Document section:
===

Sunday, November 30, 2008

Things NOT to do at your Thesis Defense


Things not to do at Your Thesis Defense


  1. "Ladies and Gentlemen, please rise for the singing of our National Anthem..."
  2. "Charge the mound" when a professor beans you with a high fast question.
  3. Describe parts of your thesis using interpretive dance.
  4. Stage your own death/suicide.
  5. Lead the specators in a Wave.
  6. Have a sing-a-long.
  7. "You call that a question? How did they make you a professor?"
  8. Have bodyguards outside the room to "discourage" certain professors from sitting in.
  9. Puppet show.
  10. Group prayer.
  11. Sell T-shirts to recoup the cost of copying, binding, etc.
  12. Mime.
  13. Hold a Tupperware party.
  14. Have a bikini-clad model be in charge of changing the overheads.
  15. Charge a cover and check for ID.
  16. "Anybody else as drunk as I am?"
  17. Smoke machines, dramatic lighting, pyrotechnics...
  18. Use a Super Soaker to point at people.
  19. Surreptitioulsy fill the room with laughing gas.
  20. Door prizes and a raffle.
  21. "Please phrase your question in the form of an answer..."
  22. Present your entire talk in iambic pentameter.
  23. Whine piteously, beg, cry...
  24. Switch halfway through your talk to Pig Latin.
  25. Table dance (you or an exotic dancer).
  26. Fashion show.
  27. "I'd like to thank the Academy..."
  28. Pass the collection basket.
  29. Two-drink minimum.
  30. Black tie only.
  31. Incite a revolt.
  32. Release a flock of doves.
  33. "And now a reading from the Book of Mormon..."
  34. "There will be a short quiz after my presentation..."
  35. "Professor Robinson, will you marry me?"
  36. Bring your pet boa.

===

In the list of things not to do at a thesis defense, what object is mentioned for pointing at people?

Data provided:
===

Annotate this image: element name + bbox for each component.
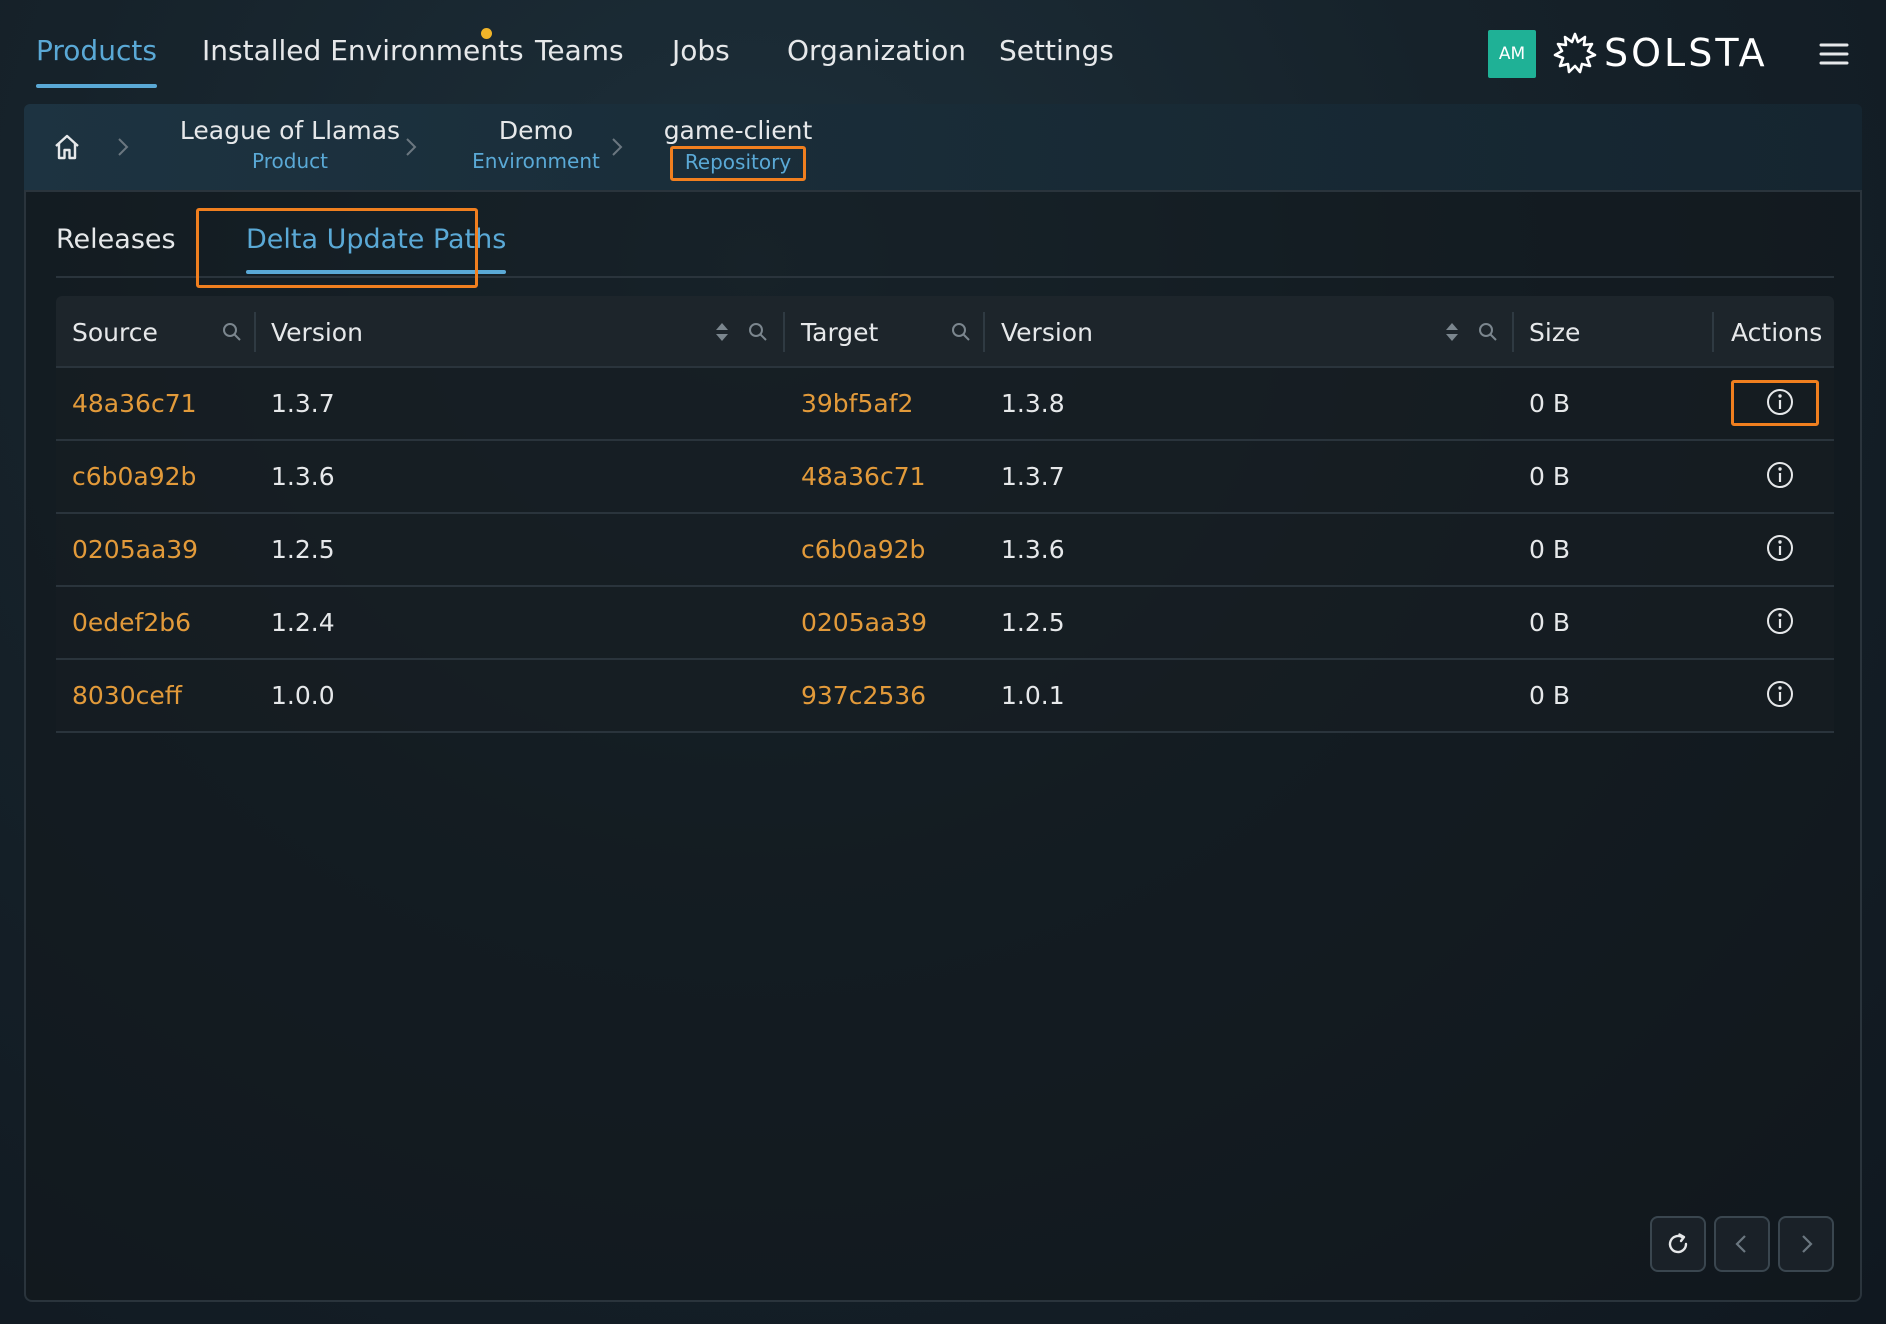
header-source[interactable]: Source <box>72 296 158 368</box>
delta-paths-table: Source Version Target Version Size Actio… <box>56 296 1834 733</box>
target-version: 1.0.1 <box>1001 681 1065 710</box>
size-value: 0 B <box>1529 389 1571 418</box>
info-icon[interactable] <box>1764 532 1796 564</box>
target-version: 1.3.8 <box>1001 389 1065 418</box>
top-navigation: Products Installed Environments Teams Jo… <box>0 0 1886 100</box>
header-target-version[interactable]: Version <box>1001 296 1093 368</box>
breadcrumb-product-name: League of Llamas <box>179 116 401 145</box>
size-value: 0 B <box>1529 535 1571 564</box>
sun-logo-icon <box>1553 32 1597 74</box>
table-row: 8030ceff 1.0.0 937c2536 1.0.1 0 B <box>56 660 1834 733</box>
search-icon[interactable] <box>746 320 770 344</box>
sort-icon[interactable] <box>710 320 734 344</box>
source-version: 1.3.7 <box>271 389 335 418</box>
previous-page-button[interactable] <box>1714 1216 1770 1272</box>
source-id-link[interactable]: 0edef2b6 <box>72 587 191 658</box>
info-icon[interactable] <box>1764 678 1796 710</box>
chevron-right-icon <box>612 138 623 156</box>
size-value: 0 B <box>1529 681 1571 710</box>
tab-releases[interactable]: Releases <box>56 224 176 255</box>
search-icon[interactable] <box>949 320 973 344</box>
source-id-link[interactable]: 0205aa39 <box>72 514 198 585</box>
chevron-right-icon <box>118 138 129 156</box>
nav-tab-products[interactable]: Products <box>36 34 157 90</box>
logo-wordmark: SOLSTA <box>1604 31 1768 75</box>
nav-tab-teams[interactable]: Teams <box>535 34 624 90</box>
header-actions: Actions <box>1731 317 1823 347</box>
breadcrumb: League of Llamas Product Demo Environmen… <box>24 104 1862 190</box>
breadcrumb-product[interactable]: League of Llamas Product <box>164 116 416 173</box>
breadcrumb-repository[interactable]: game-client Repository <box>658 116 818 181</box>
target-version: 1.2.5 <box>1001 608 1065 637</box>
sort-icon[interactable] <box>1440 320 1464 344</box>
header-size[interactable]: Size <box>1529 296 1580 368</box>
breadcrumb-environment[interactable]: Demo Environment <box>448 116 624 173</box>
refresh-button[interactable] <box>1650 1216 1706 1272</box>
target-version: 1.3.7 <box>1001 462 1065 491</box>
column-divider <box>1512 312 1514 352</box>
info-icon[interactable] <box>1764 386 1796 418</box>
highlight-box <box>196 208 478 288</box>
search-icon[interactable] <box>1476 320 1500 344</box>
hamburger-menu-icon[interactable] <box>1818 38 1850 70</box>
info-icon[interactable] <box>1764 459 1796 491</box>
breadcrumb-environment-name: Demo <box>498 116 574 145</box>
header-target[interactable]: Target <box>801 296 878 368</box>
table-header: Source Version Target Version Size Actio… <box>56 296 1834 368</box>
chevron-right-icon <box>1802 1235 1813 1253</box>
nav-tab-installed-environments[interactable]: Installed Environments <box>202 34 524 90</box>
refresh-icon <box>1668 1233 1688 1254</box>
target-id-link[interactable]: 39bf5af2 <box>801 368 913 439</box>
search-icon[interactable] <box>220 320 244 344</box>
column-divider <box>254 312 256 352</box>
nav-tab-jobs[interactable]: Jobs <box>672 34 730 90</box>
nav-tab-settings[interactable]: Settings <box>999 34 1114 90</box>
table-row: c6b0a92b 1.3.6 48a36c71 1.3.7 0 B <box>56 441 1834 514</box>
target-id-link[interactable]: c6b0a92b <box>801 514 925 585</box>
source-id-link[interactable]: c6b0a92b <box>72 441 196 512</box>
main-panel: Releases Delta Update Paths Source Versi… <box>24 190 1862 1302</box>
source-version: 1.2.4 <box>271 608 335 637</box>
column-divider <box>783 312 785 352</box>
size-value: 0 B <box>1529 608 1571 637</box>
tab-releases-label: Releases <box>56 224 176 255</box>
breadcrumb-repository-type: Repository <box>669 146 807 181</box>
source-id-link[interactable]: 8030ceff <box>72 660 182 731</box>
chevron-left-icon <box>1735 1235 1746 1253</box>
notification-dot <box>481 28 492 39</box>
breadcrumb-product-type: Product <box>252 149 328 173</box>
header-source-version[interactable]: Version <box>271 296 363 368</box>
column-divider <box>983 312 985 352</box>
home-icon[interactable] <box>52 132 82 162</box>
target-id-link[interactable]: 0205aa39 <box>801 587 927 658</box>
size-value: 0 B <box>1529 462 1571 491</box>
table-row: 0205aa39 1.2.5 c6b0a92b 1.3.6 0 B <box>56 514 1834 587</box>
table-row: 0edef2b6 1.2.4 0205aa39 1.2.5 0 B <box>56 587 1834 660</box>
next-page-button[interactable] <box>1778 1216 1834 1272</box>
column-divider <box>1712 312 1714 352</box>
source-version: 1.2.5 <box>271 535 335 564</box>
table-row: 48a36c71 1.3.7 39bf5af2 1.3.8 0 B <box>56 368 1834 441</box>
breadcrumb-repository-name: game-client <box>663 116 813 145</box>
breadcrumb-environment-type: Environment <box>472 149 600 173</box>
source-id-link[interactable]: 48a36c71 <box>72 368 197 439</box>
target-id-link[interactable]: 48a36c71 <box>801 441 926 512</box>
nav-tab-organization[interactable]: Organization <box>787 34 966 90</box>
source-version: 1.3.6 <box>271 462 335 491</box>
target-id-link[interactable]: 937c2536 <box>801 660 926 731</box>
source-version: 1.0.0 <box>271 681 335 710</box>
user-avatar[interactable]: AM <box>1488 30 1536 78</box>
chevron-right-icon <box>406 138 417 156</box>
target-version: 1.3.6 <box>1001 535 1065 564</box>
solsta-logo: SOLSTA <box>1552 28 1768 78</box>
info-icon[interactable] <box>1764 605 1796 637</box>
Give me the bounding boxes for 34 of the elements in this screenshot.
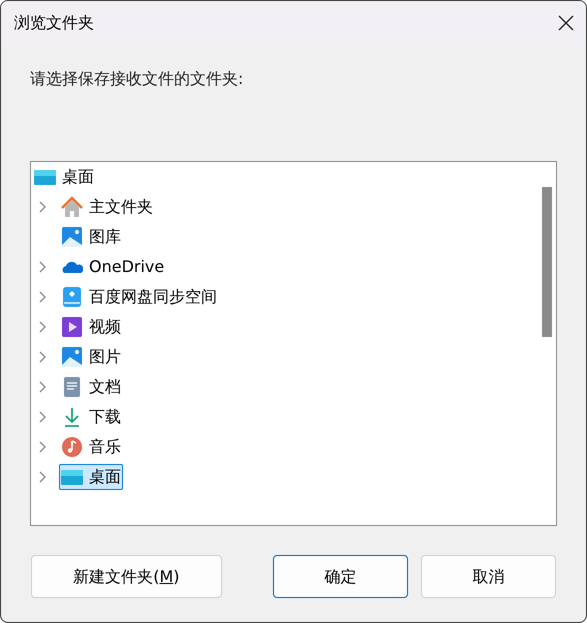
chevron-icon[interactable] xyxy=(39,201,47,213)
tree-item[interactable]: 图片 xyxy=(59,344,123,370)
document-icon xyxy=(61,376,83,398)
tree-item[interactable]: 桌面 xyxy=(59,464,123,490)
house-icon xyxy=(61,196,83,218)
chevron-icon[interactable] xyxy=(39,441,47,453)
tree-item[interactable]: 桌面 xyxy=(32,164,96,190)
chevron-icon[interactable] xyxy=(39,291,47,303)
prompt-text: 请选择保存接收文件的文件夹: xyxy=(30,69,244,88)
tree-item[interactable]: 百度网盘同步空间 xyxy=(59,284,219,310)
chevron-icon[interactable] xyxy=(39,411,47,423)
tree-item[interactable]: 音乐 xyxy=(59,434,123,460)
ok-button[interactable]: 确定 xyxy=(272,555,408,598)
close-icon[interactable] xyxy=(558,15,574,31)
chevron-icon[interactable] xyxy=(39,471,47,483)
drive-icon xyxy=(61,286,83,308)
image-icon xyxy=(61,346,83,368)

===

Reply to the task:
A Super Soaker.